Output the material below in its entirety, exactly as given.

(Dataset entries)
————

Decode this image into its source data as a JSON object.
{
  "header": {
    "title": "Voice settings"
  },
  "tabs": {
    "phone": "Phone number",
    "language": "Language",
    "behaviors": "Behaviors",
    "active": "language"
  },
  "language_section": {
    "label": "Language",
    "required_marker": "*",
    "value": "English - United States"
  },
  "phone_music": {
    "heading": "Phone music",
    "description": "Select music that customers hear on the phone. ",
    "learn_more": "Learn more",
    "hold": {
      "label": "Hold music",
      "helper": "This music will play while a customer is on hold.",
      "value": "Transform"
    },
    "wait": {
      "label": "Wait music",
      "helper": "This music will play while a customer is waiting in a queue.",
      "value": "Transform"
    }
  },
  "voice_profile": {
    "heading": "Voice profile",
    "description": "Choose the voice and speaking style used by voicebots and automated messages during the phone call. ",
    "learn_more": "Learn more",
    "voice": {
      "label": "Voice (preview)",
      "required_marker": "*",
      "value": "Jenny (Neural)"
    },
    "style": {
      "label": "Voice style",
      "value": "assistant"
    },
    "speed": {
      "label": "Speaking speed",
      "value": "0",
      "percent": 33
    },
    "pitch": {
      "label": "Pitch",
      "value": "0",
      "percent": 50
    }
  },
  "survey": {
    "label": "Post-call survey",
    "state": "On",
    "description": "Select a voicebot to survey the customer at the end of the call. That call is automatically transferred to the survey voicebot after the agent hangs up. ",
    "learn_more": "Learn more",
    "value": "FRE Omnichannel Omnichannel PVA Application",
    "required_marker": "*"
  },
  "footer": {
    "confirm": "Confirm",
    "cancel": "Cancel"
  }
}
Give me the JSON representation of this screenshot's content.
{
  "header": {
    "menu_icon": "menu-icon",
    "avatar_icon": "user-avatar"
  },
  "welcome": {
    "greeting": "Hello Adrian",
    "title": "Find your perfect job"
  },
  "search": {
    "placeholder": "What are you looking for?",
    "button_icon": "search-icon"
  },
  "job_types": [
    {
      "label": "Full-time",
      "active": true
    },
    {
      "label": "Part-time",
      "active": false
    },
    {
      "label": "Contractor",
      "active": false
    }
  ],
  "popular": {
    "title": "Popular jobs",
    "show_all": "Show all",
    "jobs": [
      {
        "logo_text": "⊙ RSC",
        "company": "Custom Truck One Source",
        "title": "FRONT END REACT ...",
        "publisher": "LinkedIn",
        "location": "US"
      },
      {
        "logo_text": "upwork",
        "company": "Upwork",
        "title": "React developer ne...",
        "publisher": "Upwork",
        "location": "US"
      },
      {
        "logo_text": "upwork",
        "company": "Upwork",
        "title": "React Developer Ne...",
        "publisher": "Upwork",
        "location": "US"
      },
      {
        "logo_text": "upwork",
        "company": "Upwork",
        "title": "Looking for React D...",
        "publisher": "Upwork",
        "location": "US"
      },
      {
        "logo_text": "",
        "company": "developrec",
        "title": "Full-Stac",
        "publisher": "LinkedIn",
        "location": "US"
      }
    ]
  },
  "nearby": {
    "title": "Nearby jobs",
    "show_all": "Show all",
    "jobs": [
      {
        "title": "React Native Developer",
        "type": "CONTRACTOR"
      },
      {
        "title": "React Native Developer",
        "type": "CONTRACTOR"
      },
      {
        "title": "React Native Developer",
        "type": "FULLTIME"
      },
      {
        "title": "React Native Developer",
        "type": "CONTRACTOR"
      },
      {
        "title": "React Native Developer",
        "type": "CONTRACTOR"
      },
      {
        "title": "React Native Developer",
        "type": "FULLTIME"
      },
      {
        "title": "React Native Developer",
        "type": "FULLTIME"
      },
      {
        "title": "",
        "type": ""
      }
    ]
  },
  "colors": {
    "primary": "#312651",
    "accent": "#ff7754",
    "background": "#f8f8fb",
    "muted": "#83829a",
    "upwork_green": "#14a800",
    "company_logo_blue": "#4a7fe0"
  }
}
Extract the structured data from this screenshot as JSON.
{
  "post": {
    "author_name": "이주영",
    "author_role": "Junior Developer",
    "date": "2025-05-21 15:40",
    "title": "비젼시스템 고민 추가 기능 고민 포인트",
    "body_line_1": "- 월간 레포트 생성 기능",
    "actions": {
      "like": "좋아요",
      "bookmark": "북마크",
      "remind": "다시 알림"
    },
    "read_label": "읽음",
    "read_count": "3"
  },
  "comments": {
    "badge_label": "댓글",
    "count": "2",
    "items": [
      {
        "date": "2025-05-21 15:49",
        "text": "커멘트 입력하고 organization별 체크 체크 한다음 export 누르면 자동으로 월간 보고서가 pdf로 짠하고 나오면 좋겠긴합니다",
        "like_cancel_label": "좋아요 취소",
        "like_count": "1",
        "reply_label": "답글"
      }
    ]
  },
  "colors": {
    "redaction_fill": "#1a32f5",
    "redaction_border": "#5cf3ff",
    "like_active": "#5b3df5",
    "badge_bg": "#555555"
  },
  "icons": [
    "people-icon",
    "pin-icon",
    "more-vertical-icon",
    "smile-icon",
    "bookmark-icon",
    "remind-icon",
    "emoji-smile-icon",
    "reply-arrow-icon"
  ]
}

————

**Exercise response**
Decode this image into its source data as a JSON object.
{
  "header": {
    "title": "Voice settings"
  },
  "tabs": {
    "phone": "Phone number",
    "language": "Language",
    "behaviors": "Behaviors",
    "active": "language"
  },
  "language_section": {
    "label": "Language",
    "required_marker": "*",
    "value": "English - United States"
  },
  "phone_music": {
    "heading": "Phone music",
    "description": "Select music that customers hear on the phone. ",
    "learn_more": "Learn more",
    "hold": {
      "label": "Hold music",
      "helper": "This music will play while a customer is on hold.",
      "value": "Transform"
    },
    "wait": {
      "label": "Wait music",
      "helper": "This music will play while a customer is waiting in a queue.",
      "value": "Transform"
    }
  },
  "voice_profile": {
    "heading": "Voice profile",
    "description": "Choose the voice and speaking style used by voicebots and automated messages during the phone call. ",
    "learn_more": "Learn more",
    "voice": {
      "label": "Voice (preview)",
      "required_marker": "*",
      "value": "Jenny (Neural)"
    },
    "style": {
      "label": "Voice style",
      "value": "assistant"
    },
    "speed": {
      "label": "Speaking speed",
      "value": "0",
      "percent": 33
    },
    "pitch": {
      "label": "Pitch",
      "value": "0",
      "percent": 50
    }
  },
  "survey": {
    "label": "Post-call survey",
    "state": "On",
    "description": "Select a voicebot to survey the customer at the end of the call. That call is automatically transferred to the survey voicebot after the agent hangs up. ",
    "learn_more": "Learn more",
    "value": "FRE Omnichannel Omnichannel PVA Application",
    "required_marker": "*"
  },
  "footer": {
    "confirm": "Confirm",
    "cancel": "Cancel"
  }
}
Give me the JSON representation of this screenshot's content.
{
  "header": {
    "menu_icon": "menu-icon",
    "avatar_icon": "user-avatar"
  },
  "welcome": {
    "greeting": "Hello Adrian",
    "title": "Find your perfect job"
  },
  "search": {
    "placeholder": "What are you looking for?",
    "button_icon": "search-icon"
  },
  "job_types": [
    {
      "label": "Full-time",
      "active": true
    },
    {
      "label": "Part-time",
      "active": false
    },
    {
      "label": "Contractor",
      "active": false
    }
  ],
  "popular": {
    "title": "Popular jobs",
    "show_all": "Show all",
    "jobs": [
      {
        "logo_text": "⊙ RSC",
        "company": "Custom Truck One Source",
        "title": "FRONT END REACT ...",
        "publisher": "LinkedIn",
        "location": "US"
      },
      {
        "logo_text": "upwork",
        "company": "Upwork",
        "title": "React developer ne...",
        "publisher": "Upwork",
        "location": "US"
      },
      {
        "logo_text": "upwork",
        "company": "Upwork",
        "title": "React Developer Ne...",
        "publisher": "Upwork",
        "location": "US"
      },
      {
        "logo_text": "upwork",
        "company": "Upwork",
        "title": "Looking for React D...",
        "publisher": "Upwork",
        "location": "US"
      },
      {
        "logo_text": "",
        "company": "developrec",
        "title": "Full-Stac",
        "publisher": "LinkedIn",
        "location": "US"
      }
    ]
  },
  "nearby": {
    "title": "Nearby jobs",
    "show_all": "Show all",
    "jobs": [
      {
        "title": "React Native Developer",
        "type": "CONTRACTOR"
      },
      {
        "title": "React Native Developer",
        "type": "CONTRACTOR"
      },
      {
        "title": "React Native Developer",
        "type": "FULLTIME"
      },
      {
        "title": "React Native Developer",
        "type": "CONTRACTOR"
      },
      {
        "title": "React Native Developer",
        "type": "CONTRACTOR"
      },
      {
        "title": "React Native Developer",
        "type": "FULLTIME"
      },
      {
        "title": "React Native Developer",
        "type": "FULLTIME"
      },
      {
        "title": "",
        "type": ""
      }
    ]
  },
  "colors": {
    "primary": "#312651",
    "accent": "#ff7754",
    "background": "#f8f8fb",
    "muted": "#83829a",
    "upwork_green": "#14a800",
    "company_logo_blue": "#4a7fe0"
  }
}
Extract the structured data from this screenshot as JSON.
{
  "post": {
    "author_name": "이주영",
    "author_role": "Junior Developer",
    "date": "2025-05-21 15:40",
    "title": "비젼시스템 고민 추가 기능 고민 포인트",
    "body_line_1": "- 월간 레포트 생성 기능",
    "actions": {
      "like": "좋아요",
      "bookmark": "북마크",
      "remind": "다시 알림"
    },
    "read_label": "읽음",
    "read_count": "3"
  },
  "comments": {
    "badge_label": "댓글",
    "count": "2",
    "items": [
      {
        "date": "2025-05-21 15:49",
        "text": "커멘트 입력하고 organization별 체크 체크 한다음 export 누르면 자동으로 월간 보고서가 pdf로 짠하고 나오면 좋겠긴합니다",
        "like_cancel_label": "좋아요 취소",
        "like_count": "1",
        "reply_label": "답글"
      }
    ]
  },
  "colors": {
    "redaction_fill": "#1a32f5",
    "redaction_border": "#5cf3ff",
    "like_active": "#5b3df5",
    "badge_bg": "#555555"
  },
  "icons": [
    "people-icon",
    "pin-icon",
    "more-vertical-icon",
    "smile-icon",
    "bookmark-icon",
    "remind-icon",
    "emoji-smile-icon",
    "reply-arrow-icon"
  ]
}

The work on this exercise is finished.